-- START --

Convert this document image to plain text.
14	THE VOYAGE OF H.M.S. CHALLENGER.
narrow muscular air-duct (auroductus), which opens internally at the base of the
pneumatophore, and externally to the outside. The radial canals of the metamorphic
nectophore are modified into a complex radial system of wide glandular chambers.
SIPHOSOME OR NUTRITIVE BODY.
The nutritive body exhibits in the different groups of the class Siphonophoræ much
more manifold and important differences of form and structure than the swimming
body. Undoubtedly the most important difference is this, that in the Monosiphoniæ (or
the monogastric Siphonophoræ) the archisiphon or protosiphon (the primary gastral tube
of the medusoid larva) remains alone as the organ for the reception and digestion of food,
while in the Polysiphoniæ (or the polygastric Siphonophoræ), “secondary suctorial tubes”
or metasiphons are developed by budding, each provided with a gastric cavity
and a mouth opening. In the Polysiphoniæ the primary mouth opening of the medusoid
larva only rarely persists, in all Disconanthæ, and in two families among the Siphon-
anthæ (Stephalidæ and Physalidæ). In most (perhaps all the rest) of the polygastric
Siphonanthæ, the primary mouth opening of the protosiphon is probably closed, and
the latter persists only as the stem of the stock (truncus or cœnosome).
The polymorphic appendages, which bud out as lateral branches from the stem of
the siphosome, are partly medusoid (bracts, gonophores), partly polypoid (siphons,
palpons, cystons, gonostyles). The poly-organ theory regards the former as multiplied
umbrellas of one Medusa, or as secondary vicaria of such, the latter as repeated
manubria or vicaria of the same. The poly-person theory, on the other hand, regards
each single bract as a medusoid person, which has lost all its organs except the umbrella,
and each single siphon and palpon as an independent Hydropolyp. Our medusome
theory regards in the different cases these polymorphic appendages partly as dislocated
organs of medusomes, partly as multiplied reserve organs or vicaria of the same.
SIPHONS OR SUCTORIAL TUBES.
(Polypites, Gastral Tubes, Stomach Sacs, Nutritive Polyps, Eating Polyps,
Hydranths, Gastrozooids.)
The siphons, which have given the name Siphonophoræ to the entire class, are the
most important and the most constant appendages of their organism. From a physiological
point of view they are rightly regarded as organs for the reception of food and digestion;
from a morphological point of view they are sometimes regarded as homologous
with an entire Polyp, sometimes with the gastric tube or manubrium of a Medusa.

-- END --

* _Given exercise_: Search the records for the word "important". Copy every line that has it.

* _Task answer_:
more manifold and important differences of form and structure than the swimming
body. Undoubtedly the most important difference is this, that in the Monosiphoniæ (or
most important and the most constant appendages of their organism. From a physiological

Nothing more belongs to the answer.